== WORK REQUIRED ==
Each line below is to be written out in full, exactly as shown.

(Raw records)

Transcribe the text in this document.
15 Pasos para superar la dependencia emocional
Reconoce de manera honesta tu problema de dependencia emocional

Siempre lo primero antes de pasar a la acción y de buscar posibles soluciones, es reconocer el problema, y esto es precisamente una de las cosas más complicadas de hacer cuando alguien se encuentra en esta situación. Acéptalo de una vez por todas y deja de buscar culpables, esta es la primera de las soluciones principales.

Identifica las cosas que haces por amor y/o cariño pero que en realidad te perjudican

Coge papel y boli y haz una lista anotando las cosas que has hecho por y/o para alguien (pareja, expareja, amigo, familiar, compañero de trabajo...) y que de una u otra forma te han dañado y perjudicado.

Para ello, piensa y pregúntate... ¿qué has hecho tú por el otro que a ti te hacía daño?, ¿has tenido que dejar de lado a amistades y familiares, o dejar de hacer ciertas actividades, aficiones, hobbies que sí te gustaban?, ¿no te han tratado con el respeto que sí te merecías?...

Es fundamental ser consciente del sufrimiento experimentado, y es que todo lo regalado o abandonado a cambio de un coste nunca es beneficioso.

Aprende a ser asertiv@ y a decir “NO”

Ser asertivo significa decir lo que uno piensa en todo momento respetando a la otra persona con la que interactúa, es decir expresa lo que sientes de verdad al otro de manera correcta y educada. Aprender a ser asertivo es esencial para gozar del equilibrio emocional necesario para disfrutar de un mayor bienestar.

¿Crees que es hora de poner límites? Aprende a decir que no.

== THE RESULT ==
Transcribe the text in this document.
15 Pasos para superar la dependencia emocional
Reconoce de manera honesta tu problema de dependencia emocional

Siempre lo primero antes de pasar a la acción y de buscar posibles soluciones, es reconocer el problema, y esto es precisamente una de las cosas más complicadas de hacer cuando alguien se encuentra en esta situación. Acéptalo de una vez por todas y deja de buscar culpables, esta es la primera de las soluciones principales.

Identifica las cosas que haces por amor y/o cariño pero que en realidad te perjudican

Coge papel y boli y haz una lista anotando las cosas que has hecho por y/o para alguien (pareja, expareja, amigo, familiar, compañero de trabajo...) y que de una u otra forma te han dañado y perjudicado.

Para ello, piensa y pregúntate... ¿qué has hecho tú por el otro que a ti te hacía daño?, ¿has tenido que dejar de lado a amistades y familiares, o dejar de hacer ciertas actividades, aficiones, hobbies que sí te gustaban?, ¿no te han tratado con el respeto que sí te merecías?...

Es fundamental ser consciente del sufrimiento experimentado, y es que todo lo regalado o abandonado a cambio de un coste nunca es beneficioso.

Aprende a ser asertiv@ y a decir “NO”

Ser asertivo significa decir lo que uno piensa en todo momento respetando a la otra persona con la que interactúa, es decir expresa lo que sientes de verdad al otro de manera correcta y educada. Aprender a ser asertivo es esencial para gozar del equilibrio emocional necesario para disfrutar de un mayor bienestar.

¿Crees que es hora de poner límites? Aprende a decir que no.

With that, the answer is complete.